Repeat every entry word for word, skipping the pictures.

**Figure data in JSON**
--- BEGIN ---

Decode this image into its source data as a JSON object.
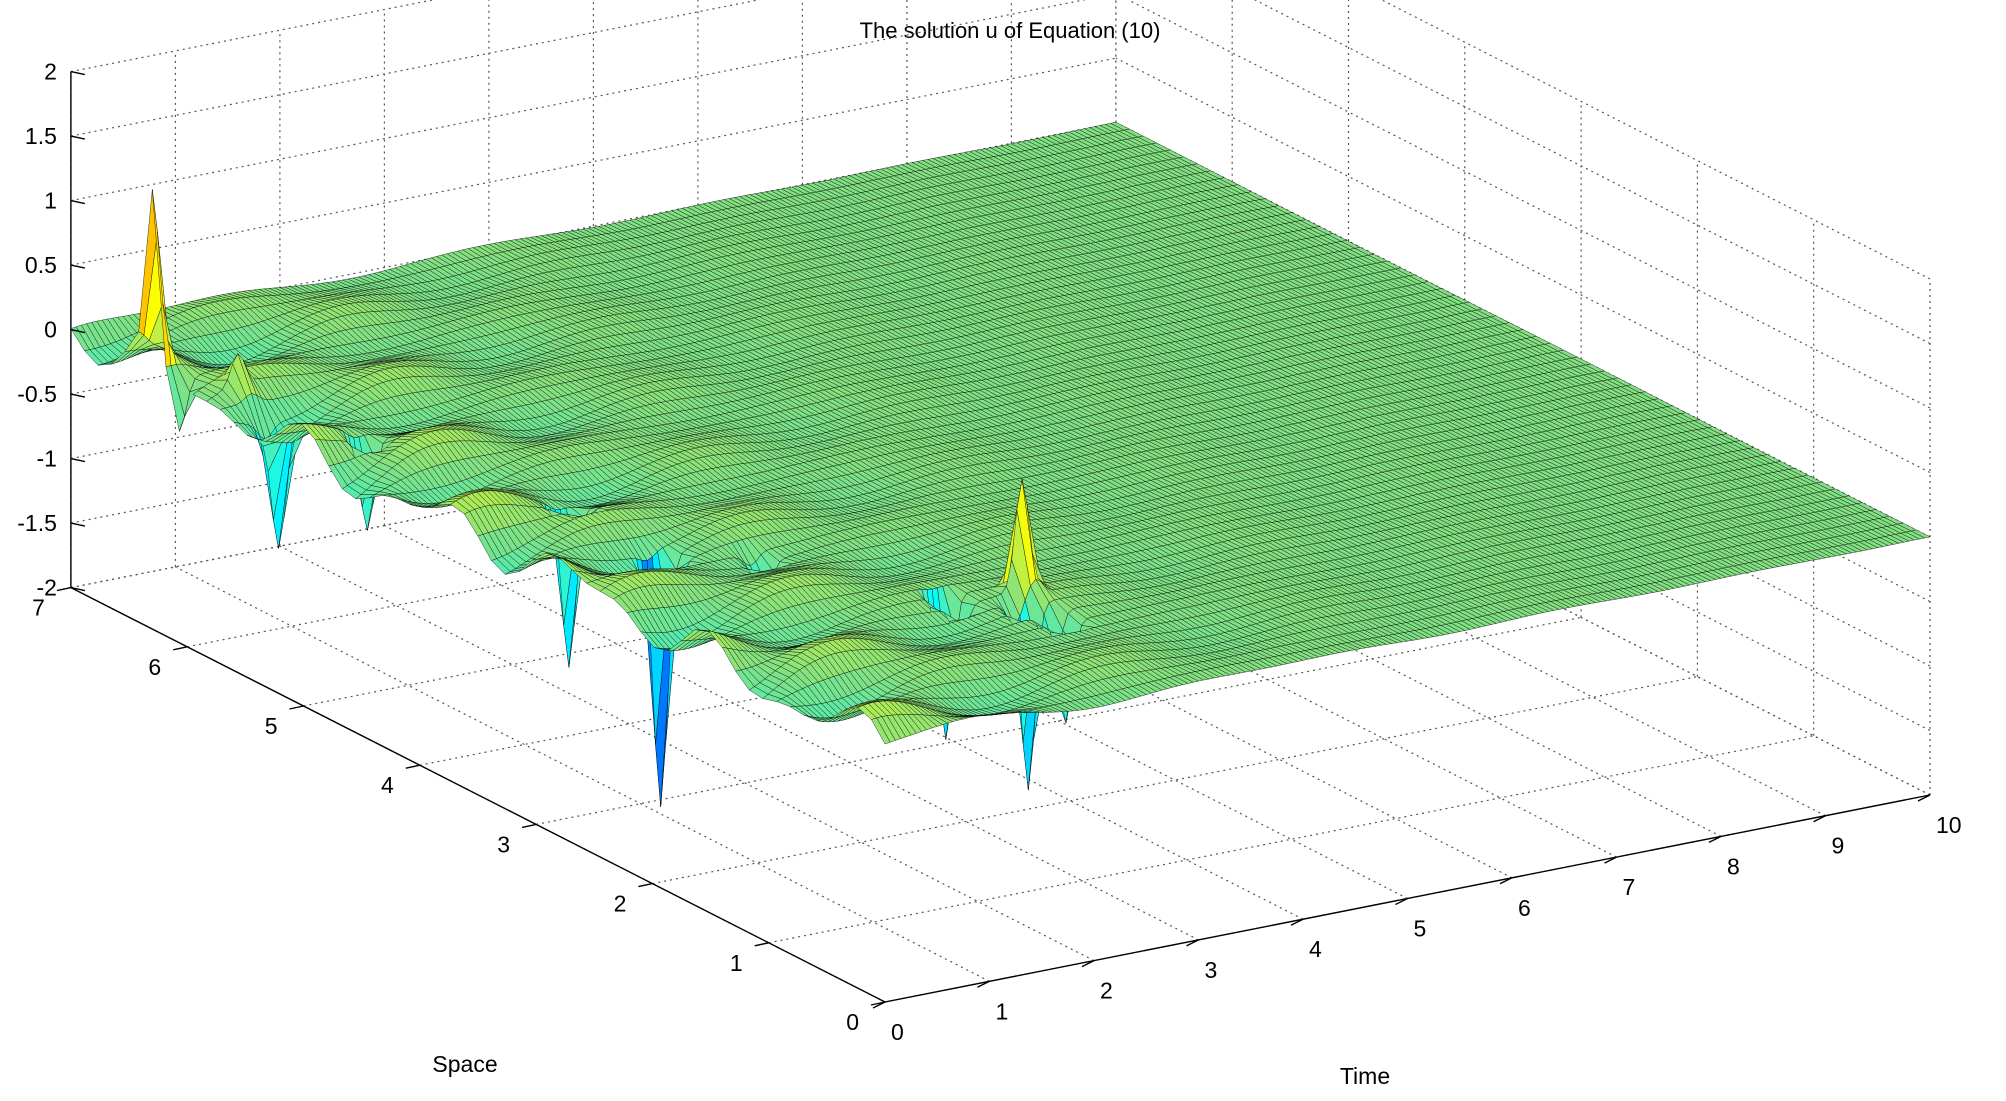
{
  "chart_data": {
    "type": "surface",
    "title": "The solution u of Equation (10)",
    "xlabel": "Time",
    "ylabel": "Space",
    "zlabel": "",
    "xlim": [
      0,
      10
    ],
    "ylim": [
      0,
      7
    ],
    "zlim": [
      -2,
      2
    ],
    "x_ticks": [
      "0",
      "1",
      "2",
      "3",
      "4",
      "5",
      "6",
      "7",
      "8",
      "9",
      "10"
    ],
    "y_ticks": [
      "0",
      "1",
      "2",
      "3",
      "4",
      "5",
      "6",
      "7"
    ],
    "z_ticks": [
      "-2",
      "-1.5",
      "-1",
      "-0.5",
      "0",
      "0.5",
      "1",
      "1.5",
      "2"
    ],
    "grid": true,
    "colormap": "jet",
    "edge_color": "#000000",
    "surface_summary": "u is oscillatory near time 0 and decays to about 0 for time greater than 4",
    "peaks": [
      {
        "time": 0.0,
        "space": 6.3,
        "u": 1.2
      },
      {
        "time": 0.0,
        "space": 6.1,
        "u": -0.5
      },
      {
        "time": 0.3,
        "space": 5.5,
        "u": -0.9
      },
      {
        "time": 0.3,
        "space": 5.8,
        "u": 0.3
      },
      {
        "time": 0.5,
        "space": 4.9,
        "u": -0.7
      },
      {
        "time": 1.0,
        "space": 3.6,
        "u": -1.3
      },
      {
        "time": 0.9,
        "space": 3.2,
        "u": 0.0
      },
      {
        "time": 1.1,
        "space": 2.9,
        "u": -2.0
      },
      {
        "time": 1.5,
        "space": 2.9,
        "u": 0.0
      },
      {
        "time": 1.7,
        "space": 2.6,
        "u": -0.4
      },
      {
        "time": 2.4,
        "space": 1.6,
        "u": -1.4
      },
      {
        "time": 2.8,
        "space": 1.3,
        "u": -1.5
      },
      {
        "time": 2.9,
        "space": 1.1,
        "u": -1.3
      },
      {
        "time": 3.0,
        "space": 1.5,
        "u": 0.9
      }
    ]
  }
}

--- END ---

**OUTPUT OF THE TASK**
Decode this image into its source data as a JSON object.
{
  "chart_data": {
    "type": "surface",
    "title": "The solution u of Equation (10)",
    "xlabel": "Time",
    "ylabel": "Space",
    "zlabel": "",
    "xlim": [
      0,
      10
    ],
    "ylim": [
      0,
      7
    ],
    "zlim": [
      -2,
      2
    ],
    "x_ticks": [
      "0",
      "1",
      "2",
      "3",
      "4",
      "5",
      "6",
      "7",
      "8",
      "9",
      "10"
    ],
    "y_ticks": [
      "0",
      "1",
      "2",
      "3",
      "4",
      "5",
      "6",
      "7"
    ],
    "z_ticks": [
      "-2",
      "-1.5",
      "-1",
      "-0.5",
      "0",
      "0.5",
      "1",
      "1.5",
      "2"
    ],
    "grid": true,
    "colormap": "jet",
    "edge_color": "#000000",
    "surface_summary": "u is oscillatory near time 0 and decays to about 0 for time greater than 4",
    "peaks": [
      {
        "time": 0.0,
        "space": 6.3,
        "u": 1.2
      },
      {
        "time": 0.0,
        "space": 6.1,
        "u": -0.5
      },
      {
        "time": 0.3,
        "space": 5.5,
        "u": -0.9
      },
      {
        "time": 0.3,
        "space": 5.8,
        "u": 0.3
      },
      {
        "time": 0.5,
        "space": 4.9,
        "u": -0.7
      },
      {
        "time": 1.0,
        "space": 3.6,
        "u": -1.3
      },
      {
        "time": 0.9,
        "space": 3.2,
        "u": 0.0
      },
      {
        "time": 1.1,
        "space": 2.9,
        "u": -2.0
      },
      {
        "time": 1.5,
        "space": 2.9,
        "u": 0.0
      },
      {
        "time": 1.7,
        "space": 2.6,
        "u": -0.4
      },
      {
        "time": 2.4,
        "space": 1.6,
        "u": -1.4
      },
      {
        "time": 2.8,
        "space": 1.3,
        "u": -1.5
      },
      {
        "time": 2.9,
        "space": 1.1,
        "u": -1.3
      },
      {
        "time": 3.0,
        "space": 1.5,
        "u": 0.9
      }
    ]
  }
}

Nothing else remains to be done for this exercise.